**What you have to do**: Your answer should be a single number: the count of lines that include the word "Application".

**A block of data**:
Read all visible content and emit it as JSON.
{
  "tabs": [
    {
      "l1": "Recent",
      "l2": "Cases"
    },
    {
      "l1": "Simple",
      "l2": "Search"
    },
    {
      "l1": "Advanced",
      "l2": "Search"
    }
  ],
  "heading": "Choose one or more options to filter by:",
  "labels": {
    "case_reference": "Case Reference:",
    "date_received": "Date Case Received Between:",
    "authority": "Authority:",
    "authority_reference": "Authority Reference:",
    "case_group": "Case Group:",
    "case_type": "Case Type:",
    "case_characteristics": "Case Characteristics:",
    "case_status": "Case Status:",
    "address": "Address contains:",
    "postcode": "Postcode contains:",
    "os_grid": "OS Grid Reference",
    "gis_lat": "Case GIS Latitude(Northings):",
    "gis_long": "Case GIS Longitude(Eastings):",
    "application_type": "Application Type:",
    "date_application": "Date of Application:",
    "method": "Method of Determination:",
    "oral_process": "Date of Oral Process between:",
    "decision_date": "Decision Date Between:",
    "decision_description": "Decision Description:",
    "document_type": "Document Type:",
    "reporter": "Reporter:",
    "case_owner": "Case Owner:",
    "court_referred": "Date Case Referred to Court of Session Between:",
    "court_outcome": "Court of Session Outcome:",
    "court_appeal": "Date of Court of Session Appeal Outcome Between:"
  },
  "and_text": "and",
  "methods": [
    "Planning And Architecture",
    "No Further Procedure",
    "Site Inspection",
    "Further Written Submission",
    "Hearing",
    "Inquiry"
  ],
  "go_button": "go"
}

* * *

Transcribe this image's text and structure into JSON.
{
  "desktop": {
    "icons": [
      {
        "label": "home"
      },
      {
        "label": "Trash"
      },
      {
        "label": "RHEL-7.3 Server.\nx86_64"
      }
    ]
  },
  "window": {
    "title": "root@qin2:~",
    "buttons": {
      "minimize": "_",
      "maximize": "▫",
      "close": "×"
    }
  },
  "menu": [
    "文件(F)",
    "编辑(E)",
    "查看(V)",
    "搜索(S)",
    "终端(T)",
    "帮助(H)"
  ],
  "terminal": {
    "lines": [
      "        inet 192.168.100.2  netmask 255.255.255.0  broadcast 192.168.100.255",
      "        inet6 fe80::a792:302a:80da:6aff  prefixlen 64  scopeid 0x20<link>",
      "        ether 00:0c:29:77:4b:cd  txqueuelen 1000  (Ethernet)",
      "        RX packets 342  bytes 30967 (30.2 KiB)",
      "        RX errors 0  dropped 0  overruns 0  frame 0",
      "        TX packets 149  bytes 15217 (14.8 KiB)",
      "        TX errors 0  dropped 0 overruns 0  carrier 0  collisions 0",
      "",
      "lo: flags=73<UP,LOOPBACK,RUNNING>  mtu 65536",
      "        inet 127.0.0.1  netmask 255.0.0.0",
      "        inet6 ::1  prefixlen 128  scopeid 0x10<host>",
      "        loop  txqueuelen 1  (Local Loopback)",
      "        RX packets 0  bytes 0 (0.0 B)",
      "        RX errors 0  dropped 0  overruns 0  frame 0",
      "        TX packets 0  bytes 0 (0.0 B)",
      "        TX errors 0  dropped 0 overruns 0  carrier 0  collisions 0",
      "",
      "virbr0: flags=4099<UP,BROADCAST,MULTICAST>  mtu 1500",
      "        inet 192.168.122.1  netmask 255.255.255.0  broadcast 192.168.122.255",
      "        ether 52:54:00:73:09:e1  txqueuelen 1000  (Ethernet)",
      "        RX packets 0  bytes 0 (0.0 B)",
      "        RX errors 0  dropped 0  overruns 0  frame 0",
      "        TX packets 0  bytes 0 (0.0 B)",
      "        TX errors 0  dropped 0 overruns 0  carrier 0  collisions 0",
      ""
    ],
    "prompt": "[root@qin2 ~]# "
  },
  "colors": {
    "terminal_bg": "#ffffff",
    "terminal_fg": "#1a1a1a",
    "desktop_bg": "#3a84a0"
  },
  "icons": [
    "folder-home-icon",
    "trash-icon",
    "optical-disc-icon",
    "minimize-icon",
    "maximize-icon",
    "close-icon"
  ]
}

--

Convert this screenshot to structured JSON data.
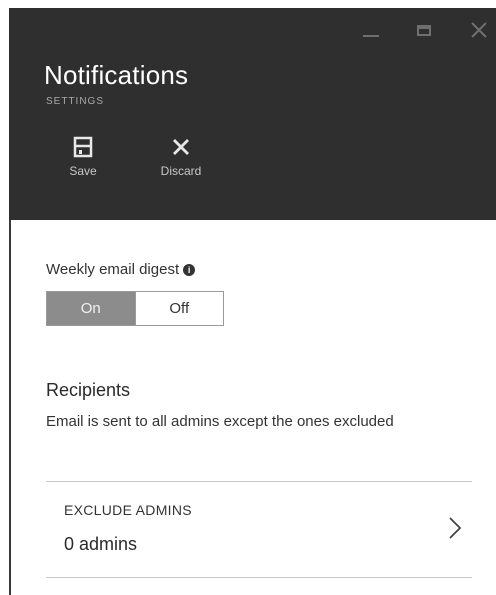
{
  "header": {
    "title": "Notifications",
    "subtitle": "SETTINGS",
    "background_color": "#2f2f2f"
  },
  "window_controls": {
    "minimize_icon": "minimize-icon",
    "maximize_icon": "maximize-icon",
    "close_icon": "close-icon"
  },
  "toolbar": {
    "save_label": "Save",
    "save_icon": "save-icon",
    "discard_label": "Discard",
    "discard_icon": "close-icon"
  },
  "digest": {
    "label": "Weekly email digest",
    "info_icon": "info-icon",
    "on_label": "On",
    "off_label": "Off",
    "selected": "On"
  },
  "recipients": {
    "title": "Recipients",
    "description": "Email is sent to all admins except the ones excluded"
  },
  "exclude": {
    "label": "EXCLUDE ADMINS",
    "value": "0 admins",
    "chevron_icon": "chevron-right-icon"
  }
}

**Result for this exercise**: 2